Write the next part of the passage on T&T's debt, credit ratings and foreign reserves, starting right after its final sentence.

◆ **SUPPLIED PASSAGE**:

◆ ◆ ◆ ◆

He said such deficit required T&T to borrow to meet its budget obligations, bringing the debt burden to $143 billion, which is $66.5 billion higher than 2015.
“Our external debt currently stands at US$5.5 billion, 147 per cent higher than 2015. Indeed, our persistent deficits and growing debt levels resulted in multiple downgrades by the credit rating agencies in the last decade. Moody’s downgraded us three times (from Baa2 to Ba2), while S&P downgraded us four times (from A to BBB–), reflecting heightened concerns by the credit rating agencies about our economic resilience, fiscal sustainability, and capacity to manage structural challenges effectively.”
He also said that Moody’s rating places T&T in the speculative grade rating, indicating higher perceived challenges to service the country’s debt during economic downturns or adverse market conditions, while T&T is currently in the lowest notch of investment grade S&P.
However, he qualified this by saying that one reason why T&T’s ratings have not fallen further is the Heritage and Stabilisation Fund (HSF), increased from US $5.7 billion in 2015 to over US $6 billion in 2024.
Forex
Arjoon then analysed one of the biggest complaints of the business community in T&T, which is a lack of foreign exchange to do business locally and internationally.
T&T’s foreign reserves declined over the last decade which has led to the grim situation that exists today.

◆ ◆ ◆ ◆

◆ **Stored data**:
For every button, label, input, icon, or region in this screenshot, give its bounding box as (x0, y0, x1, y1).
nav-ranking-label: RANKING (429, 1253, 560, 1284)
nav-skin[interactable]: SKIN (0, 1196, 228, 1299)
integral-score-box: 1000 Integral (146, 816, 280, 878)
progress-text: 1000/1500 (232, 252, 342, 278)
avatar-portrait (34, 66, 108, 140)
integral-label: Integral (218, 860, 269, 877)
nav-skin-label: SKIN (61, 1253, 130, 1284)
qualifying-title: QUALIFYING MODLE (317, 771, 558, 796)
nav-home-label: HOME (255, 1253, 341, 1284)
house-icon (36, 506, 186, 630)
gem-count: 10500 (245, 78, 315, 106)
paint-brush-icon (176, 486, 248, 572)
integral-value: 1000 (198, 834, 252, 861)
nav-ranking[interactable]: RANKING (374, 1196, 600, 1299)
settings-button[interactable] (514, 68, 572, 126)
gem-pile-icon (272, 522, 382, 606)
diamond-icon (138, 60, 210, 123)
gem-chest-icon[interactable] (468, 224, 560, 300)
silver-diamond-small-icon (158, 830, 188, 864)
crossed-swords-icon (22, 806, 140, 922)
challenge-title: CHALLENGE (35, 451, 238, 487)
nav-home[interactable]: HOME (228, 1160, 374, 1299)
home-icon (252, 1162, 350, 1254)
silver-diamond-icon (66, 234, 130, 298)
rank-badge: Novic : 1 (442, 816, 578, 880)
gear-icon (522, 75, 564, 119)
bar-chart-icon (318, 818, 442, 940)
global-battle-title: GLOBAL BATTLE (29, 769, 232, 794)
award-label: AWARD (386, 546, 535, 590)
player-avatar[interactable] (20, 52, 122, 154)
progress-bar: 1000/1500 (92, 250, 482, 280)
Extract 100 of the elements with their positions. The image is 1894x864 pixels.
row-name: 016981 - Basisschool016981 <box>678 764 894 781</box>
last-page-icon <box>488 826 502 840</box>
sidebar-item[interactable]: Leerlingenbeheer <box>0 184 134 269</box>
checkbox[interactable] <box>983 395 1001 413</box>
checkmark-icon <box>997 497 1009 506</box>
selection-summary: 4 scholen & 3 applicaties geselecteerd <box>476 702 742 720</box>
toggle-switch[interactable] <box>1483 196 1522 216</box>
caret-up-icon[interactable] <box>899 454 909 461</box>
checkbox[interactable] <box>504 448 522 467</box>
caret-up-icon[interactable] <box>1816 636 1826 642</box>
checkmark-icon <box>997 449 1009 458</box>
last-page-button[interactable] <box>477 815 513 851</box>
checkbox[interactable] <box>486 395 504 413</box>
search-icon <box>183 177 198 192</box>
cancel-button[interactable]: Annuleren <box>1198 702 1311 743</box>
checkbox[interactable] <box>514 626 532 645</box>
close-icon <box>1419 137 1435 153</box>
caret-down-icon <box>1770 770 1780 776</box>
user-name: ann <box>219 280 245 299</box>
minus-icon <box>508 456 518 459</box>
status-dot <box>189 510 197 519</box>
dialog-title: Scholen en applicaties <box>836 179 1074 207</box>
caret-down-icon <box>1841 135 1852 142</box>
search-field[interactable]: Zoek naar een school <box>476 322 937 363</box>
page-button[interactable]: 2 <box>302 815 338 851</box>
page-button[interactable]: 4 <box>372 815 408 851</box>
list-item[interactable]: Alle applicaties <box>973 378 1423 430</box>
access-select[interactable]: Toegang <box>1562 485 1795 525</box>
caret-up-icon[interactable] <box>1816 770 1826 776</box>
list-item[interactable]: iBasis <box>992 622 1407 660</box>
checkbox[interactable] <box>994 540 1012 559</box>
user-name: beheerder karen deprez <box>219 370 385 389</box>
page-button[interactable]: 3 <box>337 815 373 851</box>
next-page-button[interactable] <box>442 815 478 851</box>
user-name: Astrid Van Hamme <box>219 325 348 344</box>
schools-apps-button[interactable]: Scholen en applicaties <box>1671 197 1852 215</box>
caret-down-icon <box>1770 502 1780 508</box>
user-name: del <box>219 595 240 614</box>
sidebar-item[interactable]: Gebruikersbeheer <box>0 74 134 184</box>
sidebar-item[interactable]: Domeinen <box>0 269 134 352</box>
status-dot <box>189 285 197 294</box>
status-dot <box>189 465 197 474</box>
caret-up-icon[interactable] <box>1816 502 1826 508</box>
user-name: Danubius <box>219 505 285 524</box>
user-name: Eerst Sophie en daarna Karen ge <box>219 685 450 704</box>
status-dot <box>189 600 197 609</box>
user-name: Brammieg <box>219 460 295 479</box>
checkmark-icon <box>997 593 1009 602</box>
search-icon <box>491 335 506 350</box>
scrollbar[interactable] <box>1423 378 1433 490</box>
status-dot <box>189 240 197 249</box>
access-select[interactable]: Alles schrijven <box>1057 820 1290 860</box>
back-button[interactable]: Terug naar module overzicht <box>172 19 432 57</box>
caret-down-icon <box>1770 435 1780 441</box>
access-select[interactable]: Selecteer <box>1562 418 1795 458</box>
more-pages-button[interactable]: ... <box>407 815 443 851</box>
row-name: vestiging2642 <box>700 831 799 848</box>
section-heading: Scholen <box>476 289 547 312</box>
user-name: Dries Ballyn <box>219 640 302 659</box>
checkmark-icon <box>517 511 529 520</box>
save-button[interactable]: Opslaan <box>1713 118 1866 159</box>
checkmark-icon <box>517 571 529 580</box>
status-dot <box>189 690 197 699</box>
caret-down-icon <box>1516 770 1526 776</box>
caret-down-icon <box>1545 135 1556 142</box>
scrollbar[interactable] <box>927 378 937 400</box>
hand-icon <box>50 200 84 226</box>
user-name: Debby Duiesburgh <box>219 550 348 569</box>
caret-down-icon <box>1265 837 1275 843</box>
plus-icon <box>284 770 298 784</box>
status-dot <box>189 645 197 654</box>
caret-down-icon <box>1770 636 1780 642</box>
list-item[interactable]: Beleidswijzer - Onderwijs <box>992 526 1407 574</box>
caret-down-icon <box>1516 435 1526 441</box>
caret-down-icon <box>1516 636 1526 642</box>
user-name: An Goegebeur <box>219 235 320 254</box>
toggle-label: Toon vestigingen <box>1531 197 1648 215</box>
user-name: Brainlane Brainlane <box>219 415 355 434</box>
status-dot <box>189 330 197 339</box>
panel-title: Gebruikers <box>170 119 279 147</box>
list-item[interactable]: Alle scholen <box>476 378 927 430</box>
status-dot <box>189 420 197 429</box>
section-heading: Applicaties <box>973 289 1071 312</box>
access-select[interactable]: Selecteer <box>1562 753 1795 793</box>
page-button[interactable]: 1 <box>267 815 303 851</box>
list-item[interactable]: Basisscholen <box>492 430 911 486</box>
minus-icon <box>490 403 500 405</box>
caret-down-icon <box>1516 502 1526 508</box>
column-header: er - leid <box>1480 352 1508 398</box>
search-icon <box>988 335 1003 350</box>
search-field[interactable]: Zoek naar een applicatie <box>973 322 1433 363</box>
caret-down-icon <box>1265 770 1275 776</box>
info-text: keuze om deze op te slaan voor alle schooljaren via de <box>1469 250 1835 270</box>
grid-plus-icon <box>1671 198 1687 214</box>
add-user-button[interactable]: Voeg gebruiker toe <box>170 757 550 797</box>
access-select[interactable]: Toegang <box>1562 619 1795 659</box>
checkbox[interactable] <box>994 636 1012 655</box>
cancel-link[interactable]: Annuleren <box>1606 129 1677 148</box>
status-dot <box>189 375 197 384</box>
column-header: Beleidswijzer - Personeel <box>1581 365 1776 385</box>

◆ ◆ ◆ ◆

◆ **YOUR RESPONSE**:
“Our forex challenges largely stem from a sharp decline in earnings tied to reduced energy exports and lower tax revenues. Although the Central Bank of T&T (CBTT) injects US$100 to $150 million into the banking system every month, demand still far outstrips supply.
“Consequently, our foreign reserves dropped from US$9.9 billion at end of 2015 to US$5.6 billion in 2024, partly propped up by external borrowing and withdrawals from the HSF. If we net out external debt, barely US$100 million remains—less than a week of import cover!”
He then said that overall, T&T’s current account stayed in surplus for much of the last decade, though not as robustly as before 2015. Exceptions include 2022, where surpluses rose to US$5.2 billion thanks to high energy prices, albeit with weaker production, but is estimated to have dropped 70 per cent by 2024 as energy prices tempered with lowered consumption in China and increased supply from non-OPEC+ countries.
Poor grade
Two other economists gave the PNM a poor grade for his management of the economy over the past nine plus years.
Economist Dr Indera Sagewan told the Business Guardian that Rowley’s economic legacy is one of mismanagement.
When asked to grade Rowley’s performance in the economy from “A” to “F”, she gave him a grade “D.”
“There has been poor economic management. The economy has improved its import trading capacity while diminishing its export tradeable sectors. The result? Forex crisis, lack of sustainable job opportunities, brain drain. Add the inability to reduce crime and we have a recipe for socio-economic decay,” she said in a brief statement.
Economist Dr Anthony Gonzales said he would give Rowley a “D” grade for the way he handled the economy over the last decade.
“Real GDP has declined since 2015. Energy prices did not rise as high as they did between 2010 to 2014. Oil and gas production also continued to fall. Since 2015, T&T has not developed new productive industries, especially for exports. Except for some growth in beverage exports, both goods and services exports have not grown to take care of the fall in energy exports.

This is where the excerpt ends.